>> Start
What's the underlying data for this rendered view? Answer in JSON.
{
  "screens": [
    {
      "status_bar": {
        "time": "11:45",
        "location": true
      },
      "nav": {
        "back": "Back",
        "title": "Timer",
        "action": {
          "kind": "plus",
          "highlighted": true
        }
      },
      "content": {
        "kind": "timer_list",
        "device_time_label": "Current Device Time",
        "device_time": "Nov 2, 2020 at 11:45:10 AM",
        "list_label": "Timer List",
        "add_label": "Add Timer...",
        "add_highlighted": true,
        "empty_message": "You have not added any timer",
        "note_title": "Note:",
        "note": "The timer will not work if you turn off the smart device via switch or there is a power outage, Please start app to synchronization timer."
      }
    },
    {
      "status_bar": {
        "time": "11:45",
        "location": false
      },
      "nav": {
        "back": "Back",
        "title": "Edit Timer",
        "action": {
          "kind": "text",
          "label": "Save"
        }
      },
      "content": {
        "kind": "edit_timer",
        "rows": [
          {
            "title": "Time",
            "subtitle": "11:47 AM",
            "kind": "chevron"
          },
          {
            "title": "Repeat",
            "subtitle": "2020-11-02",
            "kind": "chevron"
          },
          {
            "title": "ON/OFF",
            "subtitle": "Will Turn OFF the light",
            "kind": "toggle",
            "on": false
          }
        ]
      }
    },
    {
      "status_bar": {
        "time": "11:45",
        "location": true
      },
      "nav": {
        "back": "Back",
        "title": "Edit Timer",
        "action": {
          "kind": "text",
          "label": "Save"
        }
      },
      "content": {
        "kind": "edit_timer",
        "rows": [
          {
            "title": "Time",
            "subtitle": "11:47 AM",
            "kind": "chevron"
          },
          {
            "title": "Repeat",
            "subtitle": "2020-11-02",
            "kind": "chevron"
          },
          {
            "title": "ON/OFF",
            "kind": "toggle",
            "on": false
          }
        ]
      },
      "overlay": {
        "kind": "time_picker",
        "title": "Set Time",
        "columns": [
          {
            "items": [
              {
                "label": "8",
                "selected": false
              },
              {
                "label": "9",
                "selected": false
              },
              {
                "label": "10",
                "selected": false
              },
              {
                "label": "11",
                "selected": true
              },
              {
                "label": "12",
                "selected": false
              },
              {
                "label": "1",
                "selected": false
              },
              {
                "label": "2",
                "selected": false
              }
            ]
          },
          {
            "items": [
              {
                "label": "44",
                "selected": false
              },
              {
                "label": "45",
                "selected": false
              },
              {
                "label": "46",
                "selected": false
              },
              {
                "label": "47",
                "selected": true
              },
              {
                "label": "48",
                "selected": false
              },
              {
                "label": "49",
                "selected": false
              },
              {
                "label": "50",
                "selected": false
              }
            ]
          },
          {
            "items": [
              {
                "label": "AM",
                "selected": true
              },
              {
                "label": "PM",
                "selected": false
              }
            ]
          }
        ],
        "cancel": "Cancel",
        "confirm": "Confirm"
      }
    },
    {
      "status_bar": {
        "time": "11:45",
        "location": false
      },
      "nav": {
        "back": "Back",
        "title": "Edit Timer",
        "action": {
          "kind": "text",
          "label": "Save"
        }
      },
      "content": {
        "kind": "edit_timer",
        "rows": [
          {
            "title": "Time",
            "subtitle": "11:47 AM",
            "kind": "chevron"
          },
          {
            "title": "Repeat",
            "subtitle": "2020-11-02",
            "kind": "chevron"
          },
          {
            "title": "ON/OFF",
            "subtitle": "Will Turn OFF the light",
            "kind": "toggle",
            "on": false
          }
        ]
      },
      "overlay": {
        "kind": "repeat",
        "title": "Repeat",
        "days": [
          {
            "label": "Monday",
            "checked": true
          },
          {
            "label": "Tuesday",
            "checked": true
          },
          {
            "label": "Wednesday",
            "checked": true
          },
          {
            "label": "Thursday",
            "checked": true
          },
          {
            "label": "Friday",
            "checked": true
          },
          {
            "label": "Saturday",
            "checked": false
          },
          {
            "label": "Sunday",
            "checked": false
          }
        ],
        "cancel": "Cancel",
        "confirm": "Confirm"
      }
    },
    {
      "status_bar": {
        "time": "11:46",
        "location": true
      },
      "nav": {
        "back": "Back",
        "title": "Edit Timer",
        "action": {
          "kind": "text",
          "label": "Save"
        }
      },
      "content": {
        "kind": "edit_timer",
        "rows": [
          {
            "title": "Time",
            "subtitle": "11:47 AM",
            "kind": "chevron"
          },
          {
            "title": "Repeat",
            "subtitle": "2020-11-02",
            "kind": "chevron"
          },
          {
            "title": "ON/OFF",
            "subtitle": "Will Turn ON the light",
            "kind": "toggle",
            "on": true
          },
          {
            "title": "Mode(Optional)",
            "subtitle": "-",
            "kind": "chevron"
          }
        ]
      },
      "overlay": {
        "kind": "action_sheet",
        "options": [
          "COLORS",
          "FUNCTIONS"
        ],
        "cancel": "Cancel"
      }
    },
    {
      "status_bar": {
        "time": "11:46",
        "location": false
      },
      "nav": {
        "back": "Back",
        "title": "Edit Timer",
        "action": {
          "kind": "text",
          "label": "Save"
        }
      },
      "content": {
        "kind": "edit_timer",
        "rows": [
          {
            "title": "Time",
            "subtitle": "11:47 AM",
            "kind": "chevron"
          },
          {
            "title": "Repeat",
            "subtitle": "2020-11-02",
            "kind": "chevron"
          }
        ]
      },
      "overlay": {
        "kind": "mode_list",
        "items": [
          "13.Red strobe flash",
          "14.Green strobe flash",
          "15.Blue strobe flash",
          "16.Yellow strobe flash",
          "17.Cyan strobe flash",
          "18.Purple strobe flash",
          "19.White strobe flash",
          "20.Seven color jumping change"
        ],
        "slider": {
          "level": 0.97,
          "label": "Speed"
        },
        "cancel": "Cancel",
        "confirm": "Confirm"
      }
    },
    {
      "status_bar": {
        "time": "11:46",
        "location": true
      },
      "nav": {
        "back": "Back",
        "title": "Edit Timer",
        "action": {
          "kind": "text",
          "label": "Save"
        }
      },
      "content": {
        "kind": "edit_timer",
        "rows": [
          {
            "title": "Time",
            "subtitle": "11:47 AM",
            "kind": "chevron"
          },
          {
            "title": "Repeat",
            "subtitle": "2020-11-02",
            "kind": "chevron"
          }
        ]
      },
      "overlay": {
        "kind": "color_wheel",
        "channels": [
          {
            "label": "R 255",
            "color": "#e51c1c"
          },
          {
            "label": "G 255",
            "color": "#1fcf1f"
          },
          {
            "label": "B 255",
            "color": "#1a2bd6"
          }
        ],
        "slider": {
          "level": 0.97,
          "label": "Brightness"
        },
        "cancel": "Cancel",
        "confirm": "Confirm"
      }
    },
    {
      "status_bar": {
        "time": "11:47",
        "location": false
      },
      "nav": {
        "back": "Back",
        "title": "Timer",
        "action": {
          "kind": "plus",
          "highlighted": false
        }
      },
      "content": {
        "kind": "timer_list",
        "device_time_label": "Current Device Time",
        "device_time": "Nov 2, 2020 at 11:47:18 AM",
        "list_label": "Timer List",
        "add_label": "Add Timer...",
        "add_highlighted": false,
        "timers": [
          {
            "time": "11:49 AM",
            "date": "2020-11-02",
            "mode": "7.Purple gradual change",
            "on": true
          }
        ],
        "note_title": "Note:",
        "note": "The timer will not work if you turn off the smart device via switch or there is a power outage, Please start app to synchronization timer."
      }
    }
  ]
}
>> End
> **GOAL**
Quote each line of the data above exactly as written.

> **CORRECT ANSWER**
What's the underlying data for this rendered view? Answer in JSON.
{
  "screens": [
    {
      "status_bar": {
        "time": "11:45",
        "location": true
      },
      "nav": {
        "back": "Back",
        "title": "Timer",
        "action": {
          "kind": "plus",
          "highlighted": true
        }
      },
      "content": {
        "kind": "timer_list",
        "device_time_label": "Current Device Time",
        "device_time": "Nov 2, 2020 at 11:45:10 AM",
        "list_label": "Timer List",
        "add_label": "Add Timer...",
        "add_highlighted": true,
        "empty_message": "You have not added any timer",
        "note_title": "Note:",
        "note": "The timer will not work if you turn off the smart device via switch or there is a power outage, Please start app to synchronization timer."
      }
    },
    {
      "status_bar": {
        "time": "11:45",
        "location": false
      },
      "nav": {
        "back": "Back",
        "title": "Edit Timer",
        "action": {
          "kind": "text",
          "label": "Save"
        }
      },
      "content": {
        "kind": "edit_timer",
        "rows": [
          {
            "title": "Time",
            "subtitle": "11:47 AM",
            "kind": "chevron"
          },
          {
            "title": "Repeat",
            "subtitle": "2020-11-02",
            "kind": "chevron"
          },
          {
            "title": "ON/OFF",
            "subtitle": "Will Turn OFF the light",
            "kind": "toggle",
            "on": false
          }
        ]
      }
    },
    {
      "status_bar": {
        "time": "11:45",
        "location": true
      },
      "nav": {
        "back": "Back",
        "title": "Edit Timer",
        "action": {
          "kind": "text",
          "label": "Save"
        }
      },
      "content": {
        "kind": "edit_timer",
        "rows": [
          {
            "title": "Time",
            "subtitle": "11:47 AM",
            "kind": "chevron"
          },
          {
            "title": "Repeat",
            "subtitle": "2020-11-02",
            "kind": "chevron"
          },
          {
            "title": "ON/OFF",
            "kind": "toggle",
            "on": false
          }
        ]
      },
      "overlay": {
        "kind": "time_picker",
        "title": "Set Time",
        "columns": [
          {
            "items": [
              {
                "label": "8",
                "selected": false
              },
              {
                "label": "9",
                "selected": false
              },
              {
                "label": "10",
                "selected": false
              },
              {
                "label": "11",
                "selected": true
              },
              {
                "label": "12",
                "selected": false
              },
              {
                "label": "1",
                "selected": false
              },
              {
                "label": "2",
                "selected": false
              }
            ]
          },
          {
            "items": [
              {
                "label": "44",
                "selected": false
              },
              {
                "label": "45",
                "selected": false
              },
              {
                "label": "46",
                "selected": false
              },
              {
                "label": "47",
                "selected": true
              },
              {
                "label": "48",
                "selected": false
              },
              {
                "label": "49",
                "selected": false
              },
              {
                "label": "50",
                "selected": false
              }
            ]
          },
          {
            "items": [
              {
                "label": "AM",
                "selected": true
              },
              {
                "label": "PM",
                "selected": false
              }
            ]
          }
        ],
        "cancel": "Cancel",
        "confirm": "Confirm"
      }
    },
    {
      "status_bar": {
        "time": "11:45",
        "location": false
      },
      "nav": {
        "back": "Back",
        "title": "Edit Timer",
        "action": {
          "kind": "text",
          "label": "Save"
        }
      },
      "content": {
        "kind": "edit_timer",
        "rows": [
          {
            "title": "Time",
            "subtitle": "11:47 AM",
            "kind": "chevron"
          },
          {
            "title": "Repeat",
            "subtitle": "2020-11-02",
            "kind": "chevron"
          },
          {
            "title": "ON/OFF",
            "subtitle": "Will Turn OFF the light",
            "kind": "toggle",
            "on": false
          }
        ]
      },
      "overlay": {
        "kind": "repeat",
        "title": "Repeat",
        "days": [
          {
            "label": "Monday",
            "checked": true
          },
          {
            "label": "Tuesday",
            "checked": true
          },
          {
            "label": "Wednesday",
            "checked": true
          },
          {
            "label": "Thursday",
            "checked": true
          },
          {
            "label": "Friday",
            "checked": true
          },
          {
            "label": "Saturday",
            "checked": false
          },
          {
            "label": "Sunday",
            "checked": false
          }
        ],
        "cancel": "Cancel",
        "confirm": "Confirm"
      }
    },
    {
      "status_bar": {
        "time": "11:46",
        "location": true
      },
      "nav": {
        "back": "Back",
        "title": "Edit Timer",
        "action": {
          "kind": "text",
          "label": "Save"
        }
      },
      "content": {
        "kind": "edit_timer",
        "rows": [
          {
            "title": "Time",
            "subtitle": "11:47 AM",
            "kind": "chevron"
          },
          {
            "title": "Repeat",
            "subtitle": "2020-11-02",
            "kind": "chevron"
          },
          {
            "title": "ON/OFF",
            "subtitle": "Will Turn ON the light",
            "kind": "toggle",
            "on": true
          },
          {
            "title": "Mode(Optional)",
            "subtitle": "-",
            "kind": "chevron"
          }
        ]
      },
      "overlay": {
        "kind": "action_sheet",
        "options": [
          "COLORS",
          "FUNCTIONS"
        ],
        "cancel": "Cancel"
      }
    },
    {
      "status_bar": {
        "time": "11:46",
        "location": false
      },
      "nav": {
        "back": "Back",
        "title": "Edit Timer",
        "action": {
          "kind": "text",
          "label": "Save"
        }
      },
      "content": {
        "kind": "edit_timer",
        "rows": [
          {
            "title": "Time",
            "subtitle": "11:47 AM",
            "kind": "chevron"
          },
          {
            "title": "Repeat",
            "subtitle": "2020-11-02",
            "kind": "chevron"
          }
        ]
      },
      "overlay": {
        "kind": "mode_list",
        "items": [
          "13.Red strobe flash",
          "14.Green strobe flash",
          "15.Blue strobe flash",
          "16.Yellow strobe flash",
          "17.Cyan strobe flash",
          "18.Purple strobe flash",
          "19.White strobe flash",
          "20.Seven color jumping change"
        ],
        "slider": {
          "level": 0.97,
          "label": "Speed"
        },
        "cancel": "Cancel",
        "confirm": "Confirm"
      }
    },
    {
      "status_bar": {
        "time": "11:46",
        "location": true
      },
      "nav": {
        "back": "Back",
        "title": "Edit Timer",
        "action": {
          "kind": "text",
          "label": "Save"
        }
      },
      "content": {
        "kind": "edit_timer",
        "rows": [
          {
            "title": "Time",
            "subtitle": "11:47 AM",
            "kind": "chevron"
          },
          {
            "title": "Repeat",
            "subtitle": "2020-11-02",
            "kind": "chevron"
          }
        ]
      },
      "overlay": {
        "kind": "color_wheel",
        "channels": [
          {
            "label": "R 255",
            "color": "#e51c1c"
          },
          {
            "label": "G 255",
            "color": "#1fcf1f"
          },
          {
            "label": "B 255",
            "color": "#1a2bd6"
          }
        ],
        "slider": {
          "level": 0.97,
          "label": "Brightness"
        },
        "cancel": "Cancel",
        "confirm": "Confirm"
      }
    },
    {
      "status_bar": {
        "time": "11:47",
        "location": false
      },
      "nav": {
        "back": "Back",
        "title": "Timer",
        "action": {
          "kind": "plus",
          "highlighted": false
        }
      },
      "content": {
        "kind": "timer_list",
        "device_time_label": "Current Device Time",
        "device_time": "Nov 2, 2020 at 11:47:18 AM",
        "list_label": "Timer List",
        "add_label": "Add Timer...",
        "add_highlighted": false,
        "timers": [
          {
            "time": "11:49 AM",
            "date": "2020-11-02",
            "mode": "7.Purple gradual change",
            "on": true
          }
        ],
        "note_title": "Note:",
        "note": "The timer will not work if you turn off the smart device via switch or there is a power outage, Please start app to synchronization timer."
      }
    }
  ]
}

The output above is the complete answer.